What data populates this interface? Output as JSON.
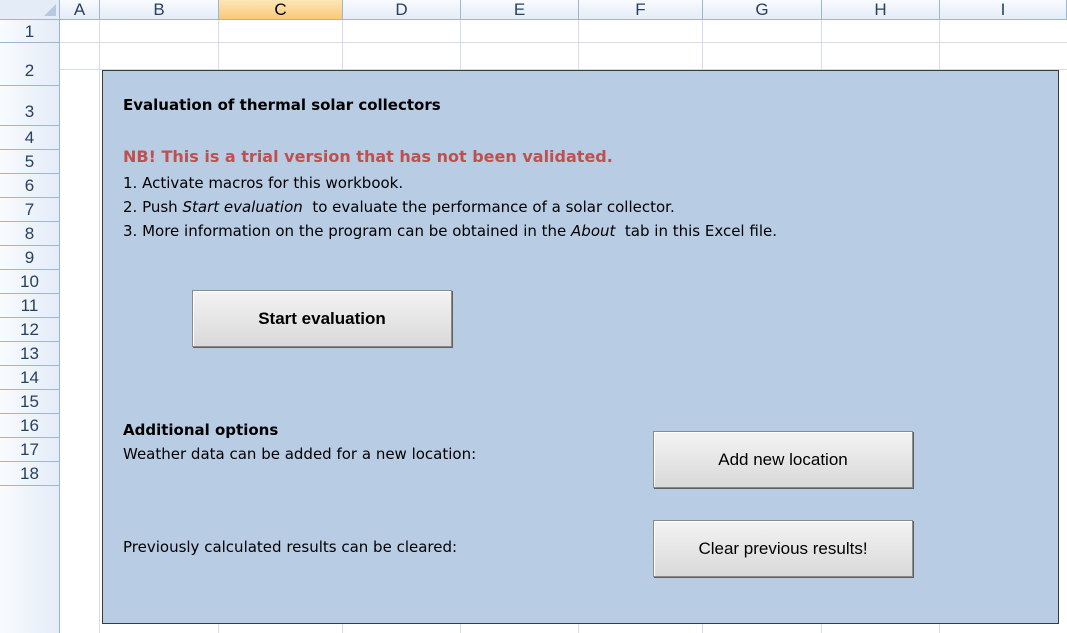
{
  "columns": [
    "A",
    "B",
    "C",
    "D",
    "E",
    "F",
    "G",
    "H",
    "I"
  ],
  "selected_column": "C",
  "rows": [
    "1",
    "2",
    "3",
    "4",
    "5",
    "6",
    "7",
    "8",
    "9",
    "10",
    "11",
    "12",
    "13",
    "14",
    "15",
    "16",
    "17",
    "18"
  ],
  "panel": {
    "title": "Evaluation of thermal solar collectors",
    "warning": "NB! This is a trial version that has not been validated.",
    "step1": "1. Activate macros for this workbook.",
    "step2_pre": "2. Push ",
    "step2_em": "Start evaluation",
    "step2_post": "  to evaluate the performance of a solar collector.",
    "step3_pre": "3. More information on the program can be obtained in the ",
    "step3_em": "About",
    "step3_post": "  tab in this Excel file.",
    "start_button": "Start evaluation",
    "additional_title": "Additional options",
    "weather_text": "Weather data can be added for a new location:",
    "add_location_button": "Add new location",
    "clear_text": "Previously calculated results can be cleared:",
    "clear_button": "Clear previous results!"
  }
}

■ **Problem details**: Collect every line from the records above that contains the word "Start".

■ **Correct answer**:
    "step2_em": "Start evaluation",
    "start_button": "Start evaluation",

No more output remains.